→ **Short exercise**: Tally up the lines carrying the string "name" and respond with only the resulting number.

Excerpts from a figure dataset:
____
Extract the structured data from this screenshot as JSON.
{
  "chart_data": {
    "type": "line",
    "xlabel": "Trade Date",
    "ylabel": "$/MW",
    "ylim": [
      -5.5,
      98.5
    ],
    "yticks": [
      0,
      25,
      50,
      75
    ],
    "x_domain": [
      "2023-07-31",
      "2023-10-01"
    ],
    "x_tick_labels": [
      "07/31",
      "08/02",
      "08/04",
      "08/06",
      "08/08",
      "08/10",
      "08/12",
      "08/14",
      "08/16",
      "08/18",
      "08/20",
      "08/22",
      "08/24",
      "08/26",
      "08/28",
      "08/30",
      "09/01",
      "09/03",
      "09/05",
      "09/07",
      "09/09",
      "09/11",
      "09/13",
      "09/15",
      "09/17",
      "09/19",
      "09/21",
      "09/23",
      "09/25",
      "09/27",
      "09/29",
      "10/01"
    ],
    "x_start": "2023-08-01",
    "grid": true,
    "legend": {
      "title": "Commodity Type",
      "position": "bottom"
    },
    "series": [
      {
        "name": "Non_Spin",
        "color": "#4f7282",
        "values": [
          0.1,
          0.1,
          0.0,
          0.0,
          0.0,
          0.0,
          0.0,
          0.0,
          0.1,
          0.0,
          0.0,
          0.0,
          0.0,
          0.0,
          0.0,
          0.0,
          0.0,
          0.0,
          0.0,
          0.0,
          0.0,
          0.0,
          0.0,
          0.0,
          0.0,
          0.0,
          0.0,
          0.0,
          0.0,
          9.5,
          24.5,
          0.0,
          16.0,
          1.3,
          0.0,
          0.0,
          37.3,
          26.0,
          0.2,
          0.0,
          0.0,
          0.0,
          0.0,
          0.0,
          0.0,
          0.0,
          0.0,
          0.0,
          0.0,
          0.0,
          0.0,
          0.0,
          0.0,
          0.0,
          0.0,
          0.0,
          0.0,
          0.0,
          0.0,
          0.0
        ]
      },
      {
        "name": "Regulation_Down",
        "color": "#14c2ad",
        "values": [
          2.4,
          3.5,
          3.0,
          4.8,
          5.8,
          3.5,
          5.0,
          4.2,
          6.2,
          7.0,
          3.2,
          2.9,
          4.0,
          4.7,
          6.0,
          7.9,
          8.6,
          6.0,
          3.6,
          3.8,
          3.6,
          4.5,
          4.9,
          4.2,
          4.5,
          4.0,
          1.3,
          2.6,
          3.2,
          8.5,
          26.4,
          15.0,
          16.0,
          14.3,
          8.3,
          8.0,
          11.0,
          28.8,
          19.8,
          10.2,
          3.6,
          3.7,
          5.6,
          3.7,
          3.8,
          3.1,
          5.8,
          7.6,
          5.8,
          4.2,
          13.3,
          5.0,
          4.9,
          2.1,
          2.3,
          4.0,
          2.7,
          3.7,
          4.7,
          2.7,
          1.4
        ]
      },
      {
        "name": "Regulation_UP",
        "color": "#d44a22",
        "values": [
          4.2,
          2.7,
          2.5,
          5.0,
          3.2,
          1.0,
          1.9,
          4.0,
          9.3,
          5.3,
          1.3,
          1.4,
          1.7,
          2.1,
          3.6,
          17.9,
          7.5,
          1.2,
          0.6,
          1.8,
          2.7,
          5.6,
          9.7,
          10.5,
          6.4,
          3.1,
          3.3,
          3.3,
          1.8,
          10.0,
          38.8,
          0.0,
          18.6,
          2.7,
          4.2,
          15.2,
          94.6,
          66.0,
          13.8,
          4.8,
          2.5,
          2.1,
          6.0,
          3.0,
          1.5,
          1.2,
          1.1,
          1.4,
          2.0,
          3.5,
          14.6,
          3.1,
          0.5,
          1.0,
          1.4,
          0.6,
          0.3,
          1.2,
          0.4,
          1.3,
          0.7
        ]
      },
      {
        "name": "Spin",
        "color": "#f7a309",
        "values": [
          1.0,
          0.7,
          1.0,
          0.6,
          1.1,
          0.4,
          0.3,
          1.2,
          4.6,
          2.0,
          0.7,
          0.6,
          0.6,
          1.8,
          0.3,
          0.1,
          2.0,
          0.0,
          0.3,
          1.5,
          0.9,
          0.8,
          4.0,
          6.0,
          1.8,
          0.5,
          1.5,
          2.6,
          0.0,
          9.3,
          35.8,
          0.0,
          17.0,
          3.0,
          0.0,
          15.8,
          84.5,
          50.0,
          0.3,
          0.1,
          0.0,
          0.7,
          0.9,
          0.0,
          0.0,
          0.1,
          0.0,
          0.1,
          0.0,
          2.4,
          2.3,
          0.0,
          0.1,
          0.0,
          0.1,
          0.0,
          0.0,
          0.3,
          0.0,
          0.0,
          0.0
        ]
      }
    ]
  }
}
____
→ **Completed exercise**: 4